Lesetext
◆ ◆ ◆ ◆
So schlau als wie zuvor
20.06.2007 | 09:11 Uhr 2007-06-20T09:11:11+0200Genossenschaftliche Lösung findet unter Wobau-Mietern nur wenige Freunde. Rücklaufquote bei Befragungsaktion enttäuscht Erwartungen. Jetzt folgen Sondierungsgespräche mit Genossenschaften
Wesentlich weniger als erhofft - nämlich gerade einmal etwas mehr als 21 Prozent aller 3940 angeschriebenen Mieter-Haushalte der Wobau - haben sich an der Umfrage beteiligt, wie hoch das Interesse ist, einer Genossenschaft beizutreten. Details hierzu stellte Mechthild Stock am Dienstagabend im Stadtrat vor, wo das Thema anschließend auch noch hinter verschlossenen Türen erörtert wurde. Nach Auskunft der Dezernentin, die anlässlich der Sitzung die Auswertung noch eigens aktualisiert hatte, haben lediglich 359 Mieter Interesse an einer genossenschaftlichen Lösung bekundet, hingegen haben sich 450 Haushalte dagegen ausgesprochen. Nur einige wenige wollten sich gar nicht festlegen, jedoch hat sich die überwältigende Mehrheit - deutlich mehr als 3000 Mieter - erst gar nicht zurückgemeldet.
"Wir können nun weder in der einen noch in der anderen Richtung einen wirklichen Rückschluss ziehen", wertete Bürgermeister Stefan Freitag, zugleich Aufsichtsratsvorsitzender der Wohnungsbaugesellschaft Velbert, gestern im Gespräch mit der WAZ das Ergebnis der Umfrage. Dafür mangele es dieser aus Sicht der Verwaltung und der Beteiligungsverwaltungsgesellschaft einfach zu sehr an Repräsentativität. So sei man jetzt genauso schlau wie vor der Aktion. Der Rat wolle trotzdem an der Prüfung genossenschaftlicher Modelle festhalten, erklärte Freitag weiter.
Deshalb wollten die Wobau-Gesellschafter nunmehr die Ferienwochen nutzen und mit "ausgewählten Genossenschaften Sondierungsgespräche" führen, um auszuloten, was diese "sich überhaupt vorstellen" könnten. Die Ergebnisse werde man dem Stadtrat im September vorlegen.
◆ ◆ ◆ ◆
Aufgaben
a. Beantworte diese Fragen zum Lesetext:
(i) Wie viele Mieter-Haushalte der Wobau wurden angeschrieben?
(ii) Welchen Posten hat Stefan Freitag außer dem des Bürgermeisters?
(iii) In welchem Monat sollen die Ergebnisse der Sondierungsgespräche dem Stadtrat vorgelegt werden?
b. Schreib den Teil des Lesetexts von „Deshalb wollten die“ bis einschließlich „im September vorlegen.“ genau ab.
◆ ◆ ◆ ◆
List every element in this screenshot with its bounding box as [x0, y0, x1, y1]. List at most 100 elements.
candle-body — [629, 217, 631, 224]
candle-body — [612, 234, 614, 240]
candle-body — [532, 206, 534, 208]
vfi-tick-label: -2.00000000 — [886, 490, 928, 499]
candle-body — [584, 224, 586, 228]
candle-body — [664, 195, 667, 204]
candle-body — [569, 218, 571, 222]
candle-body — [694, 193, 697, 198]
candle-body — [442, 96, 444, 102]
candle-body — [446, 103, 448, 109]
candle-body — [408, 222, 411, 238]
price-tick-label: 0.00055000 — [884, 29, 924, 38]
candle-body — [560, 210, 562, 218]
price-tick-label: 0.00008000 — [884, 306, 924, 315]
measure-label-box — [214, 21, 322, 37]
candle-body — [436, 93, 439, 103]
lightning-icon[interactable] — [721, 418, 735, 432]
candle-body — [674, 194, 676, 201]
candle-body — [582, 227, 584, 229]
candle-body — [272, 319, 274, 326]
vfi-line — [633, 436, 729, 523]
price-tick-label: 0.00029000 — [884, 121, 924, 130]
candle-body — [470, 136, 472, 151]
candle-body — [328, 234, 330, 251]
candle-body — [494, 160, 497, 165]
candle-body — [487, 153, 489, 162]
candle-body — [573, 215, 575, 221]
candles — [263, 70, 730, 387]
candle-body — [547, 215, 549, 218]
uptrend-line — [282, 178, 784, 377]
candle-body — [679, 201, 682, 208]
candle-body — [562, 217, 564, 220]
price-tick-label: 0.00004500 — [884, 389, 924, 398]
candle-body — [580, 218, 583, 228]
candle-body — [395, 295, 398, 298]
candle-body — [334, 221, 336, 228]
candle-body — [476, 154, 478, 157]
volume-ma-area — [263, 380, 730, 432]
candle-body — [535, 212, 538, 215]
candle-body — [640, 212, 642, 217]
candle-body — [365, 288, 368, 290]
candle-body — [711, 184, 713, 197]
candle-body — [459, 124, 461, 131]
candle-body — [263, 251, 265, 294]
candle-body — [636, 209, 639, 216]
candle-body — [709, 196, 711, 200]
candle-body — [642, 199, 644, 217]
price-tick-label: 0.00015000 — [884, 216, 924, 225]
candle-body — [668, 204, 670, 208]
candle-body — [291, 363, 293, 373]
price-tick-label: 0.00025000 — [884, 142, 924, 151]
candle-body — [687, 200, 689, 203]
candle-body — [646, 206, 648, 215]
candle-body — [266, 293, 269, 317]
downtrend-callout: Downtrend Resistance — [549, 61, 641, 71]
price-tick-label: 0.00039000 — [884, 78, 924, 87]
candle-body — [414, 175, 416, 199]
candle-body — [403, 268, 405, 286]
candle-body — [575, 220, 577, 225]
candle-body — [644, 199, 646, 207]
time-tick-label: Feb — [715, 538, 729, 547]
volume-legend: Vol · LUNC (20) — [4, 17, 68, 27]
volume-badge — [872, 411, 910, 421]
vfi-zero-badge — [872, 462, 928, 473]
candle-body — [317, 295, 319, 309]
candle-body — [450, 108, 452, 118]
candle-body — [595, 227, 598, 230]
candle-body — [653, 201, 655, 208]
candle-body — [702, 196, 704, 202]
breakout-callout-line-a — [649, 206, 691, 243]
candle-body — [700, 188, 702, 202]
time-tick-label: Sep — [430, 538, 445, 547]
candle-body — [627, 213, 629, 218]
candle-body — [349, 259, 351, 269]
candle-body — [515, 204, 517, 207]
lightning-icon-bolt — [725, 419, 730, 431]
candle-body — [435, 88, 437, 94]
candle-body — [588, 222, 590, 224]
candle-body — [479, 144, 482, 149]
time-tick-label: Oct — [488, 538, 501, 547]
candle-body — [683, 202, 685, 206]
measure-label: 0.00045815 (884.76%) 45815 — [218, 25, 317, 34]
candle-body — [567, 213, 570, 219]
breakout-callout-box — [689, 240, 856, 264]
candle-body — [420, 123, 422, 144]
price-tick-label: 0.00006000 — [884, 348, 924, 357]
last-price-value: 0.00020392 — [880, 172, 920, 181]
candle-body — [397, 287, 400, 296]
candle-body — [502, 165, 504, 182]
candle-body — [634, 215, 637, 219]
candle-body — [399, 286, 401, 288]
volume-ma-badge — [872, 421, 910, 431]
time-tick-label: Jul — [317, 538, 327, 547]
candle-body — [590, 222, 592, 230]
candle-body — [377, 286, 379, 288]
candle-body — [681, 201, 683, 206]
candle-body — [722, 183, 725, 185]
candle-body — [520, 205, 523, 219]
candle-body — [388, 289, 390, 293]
◆ ◆ ◆ ◆
Lösungen
a.
(i) 3940
(ii) Er ist Aufsichtsratsvorsitzender der Wohnungsbaugesellschaft Velbert.
(iii) Im September

b.
Deshalb wollten die Wobau-Gesellschafter nunmehr die Ferienwochen nutzen und mit "ausgewählten Genossenschaften Sondierungsgespräche" führen, um auszuloten, was diese "sich überhaupt vorstellen" könnten. Die Ergebnisse werde man dem Stadtrat im September vorlegen.